### [Stated task]
Repeat the listing word for word. No pictures belong in the copy.
_ _ _ _ _ _ _
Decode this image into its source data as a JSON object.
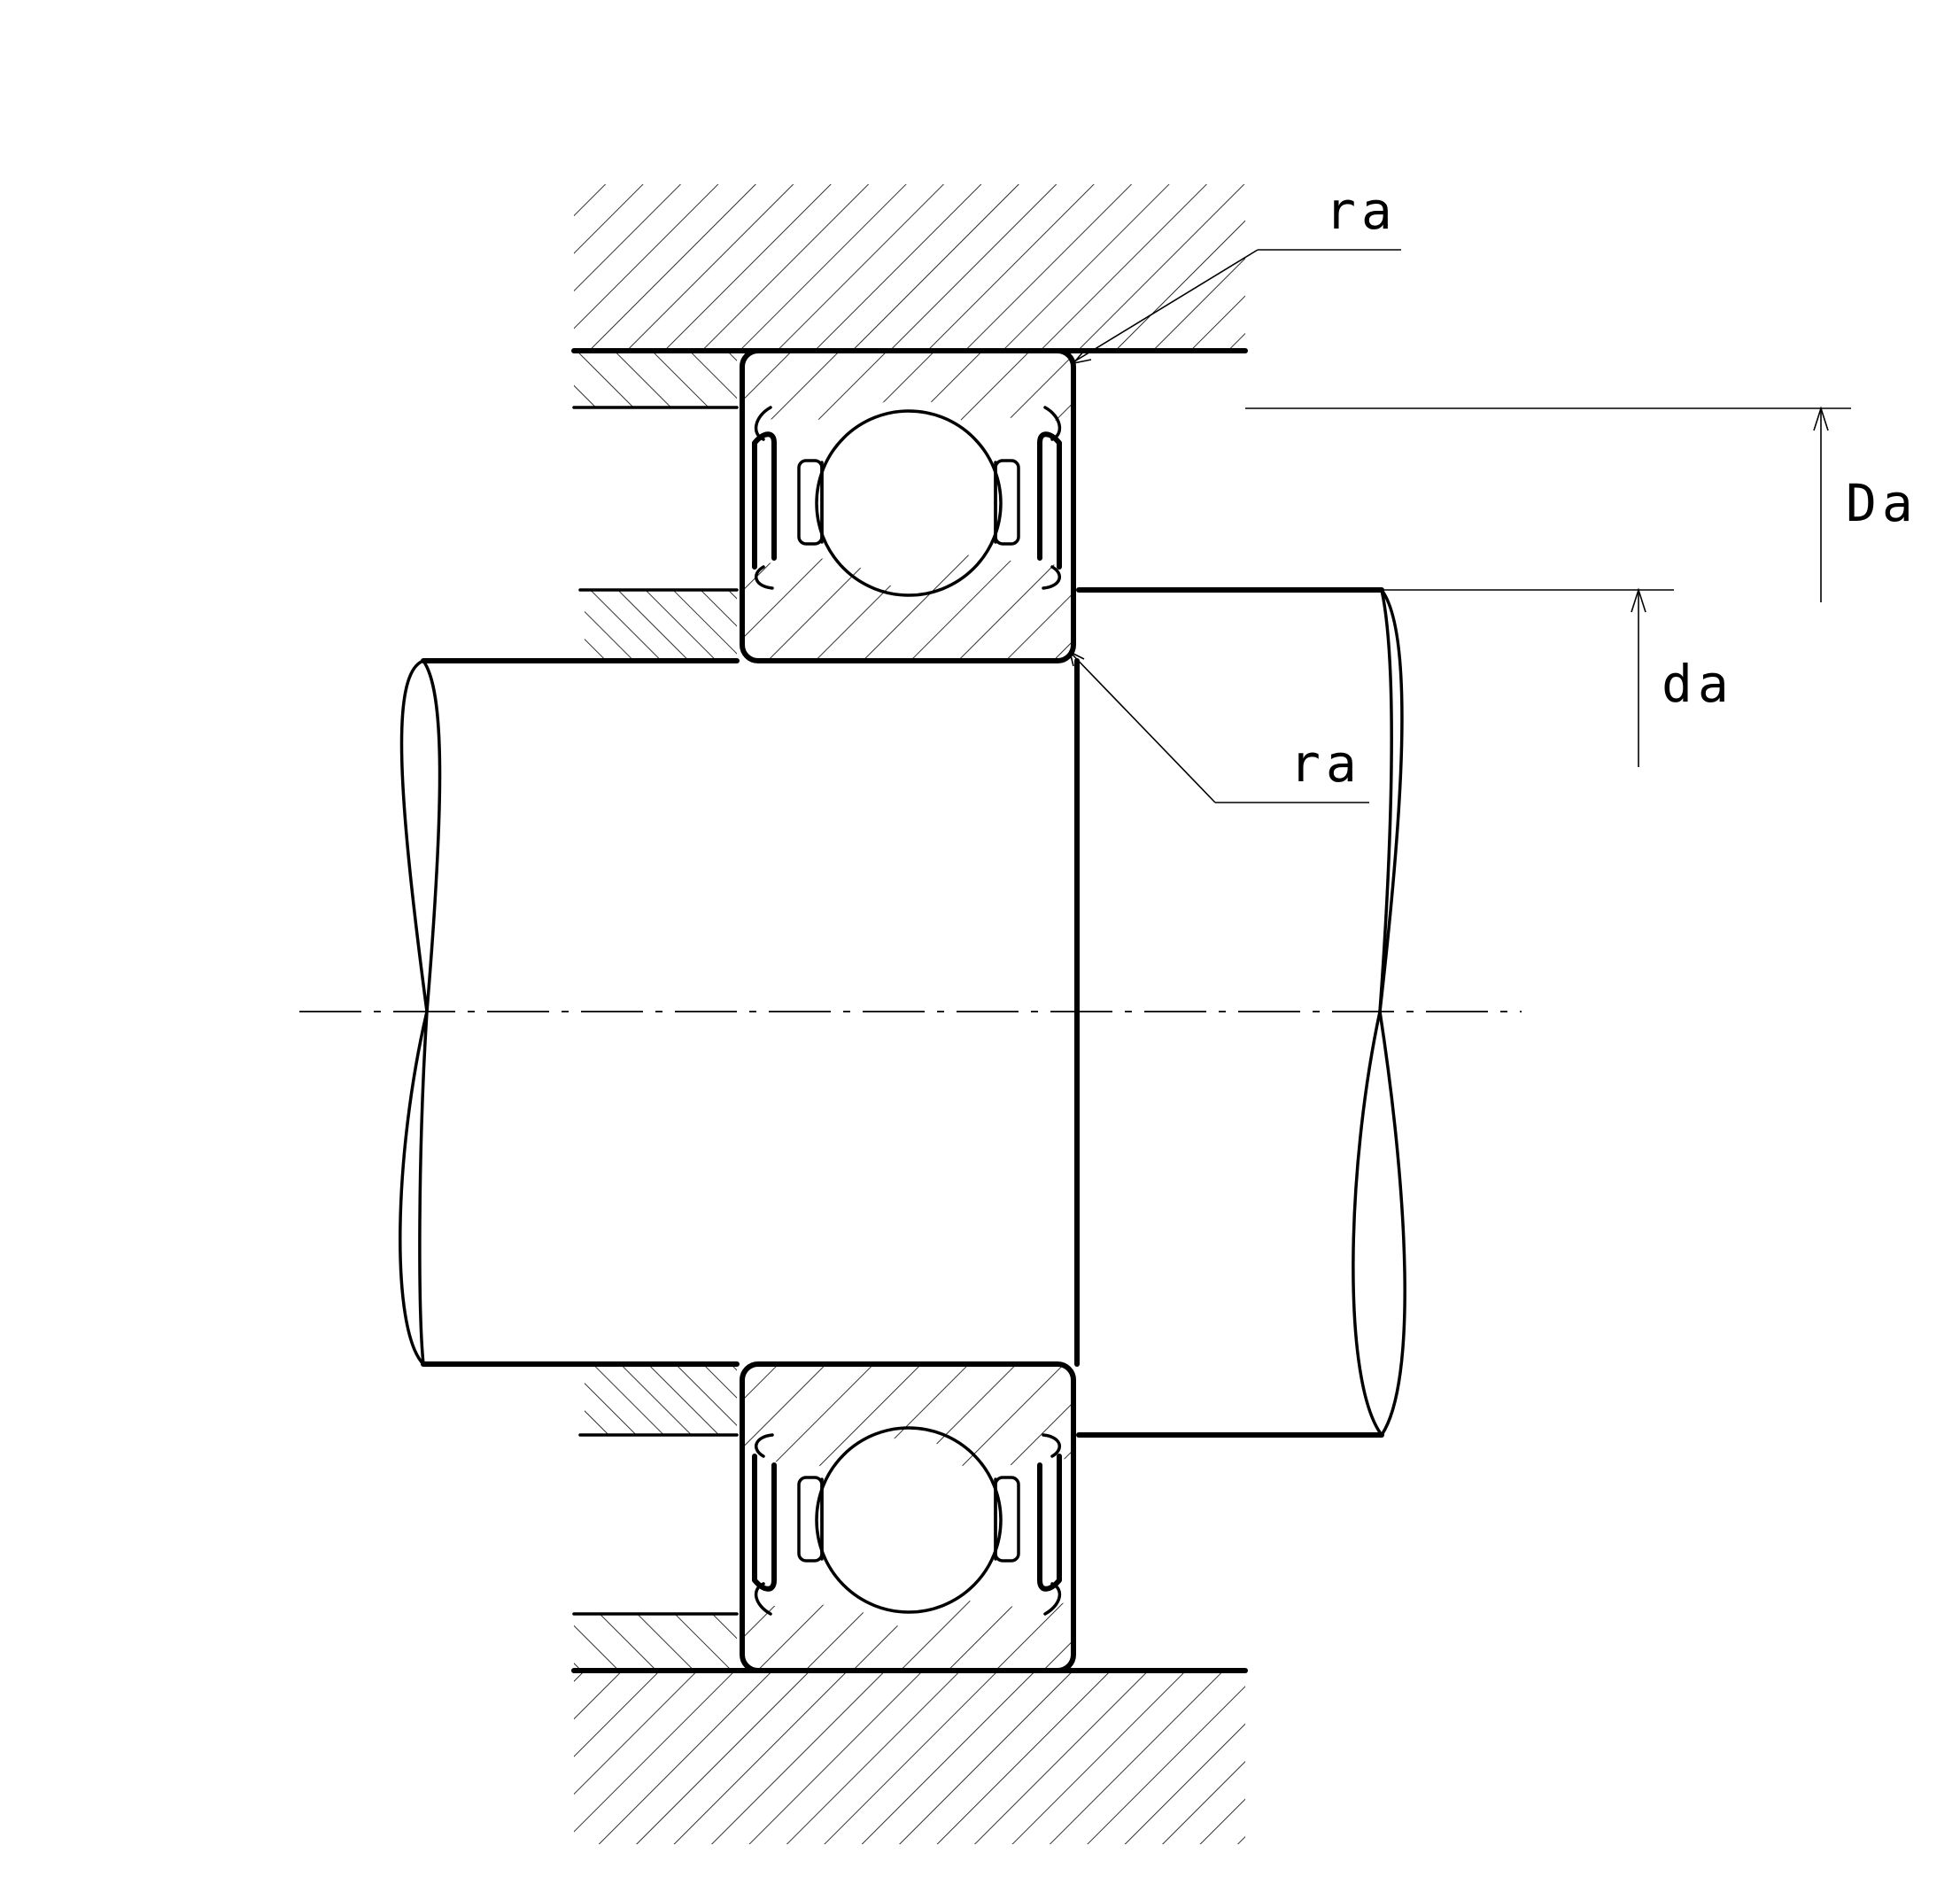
{
  "labels": {
    "ra_top": "ra",
    "ra_bottom": "ra",
    "Da": "Da",
    "da": "da"
  }
}
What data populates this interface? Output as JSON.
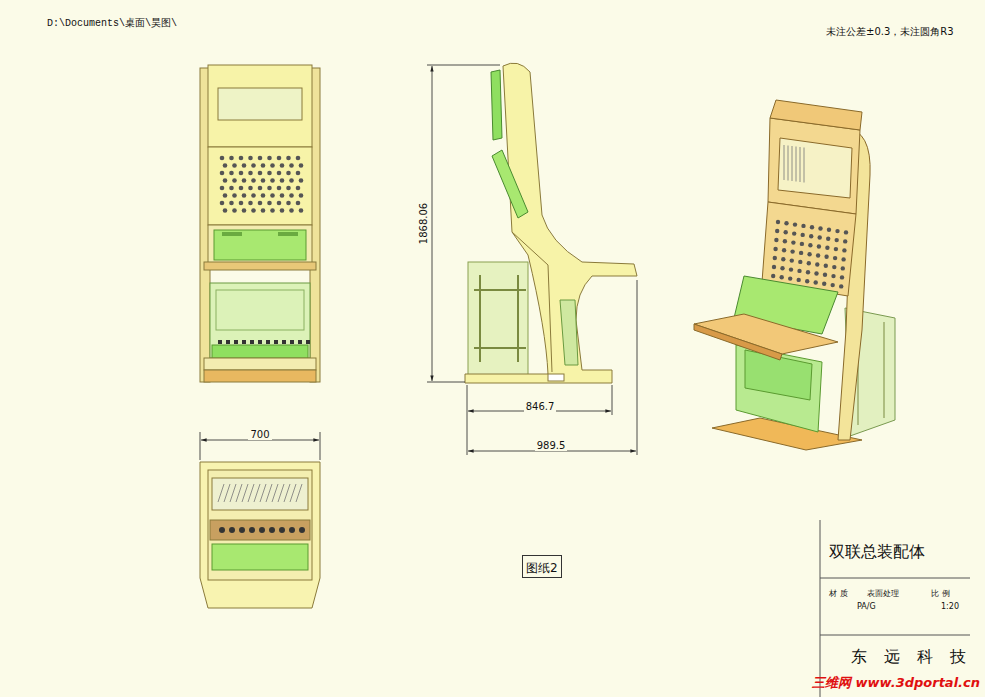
_ _ _ _ _ _ _
### [Answer to this task]
Decode this image into its source data as a JSON object.
{
  "labels": {
    "ra_top": "ra",
    "ra_bottom": "ra",
    "Da": "Da",
    "da": "da"
  }
}
What data populates this interface? Output as JSON.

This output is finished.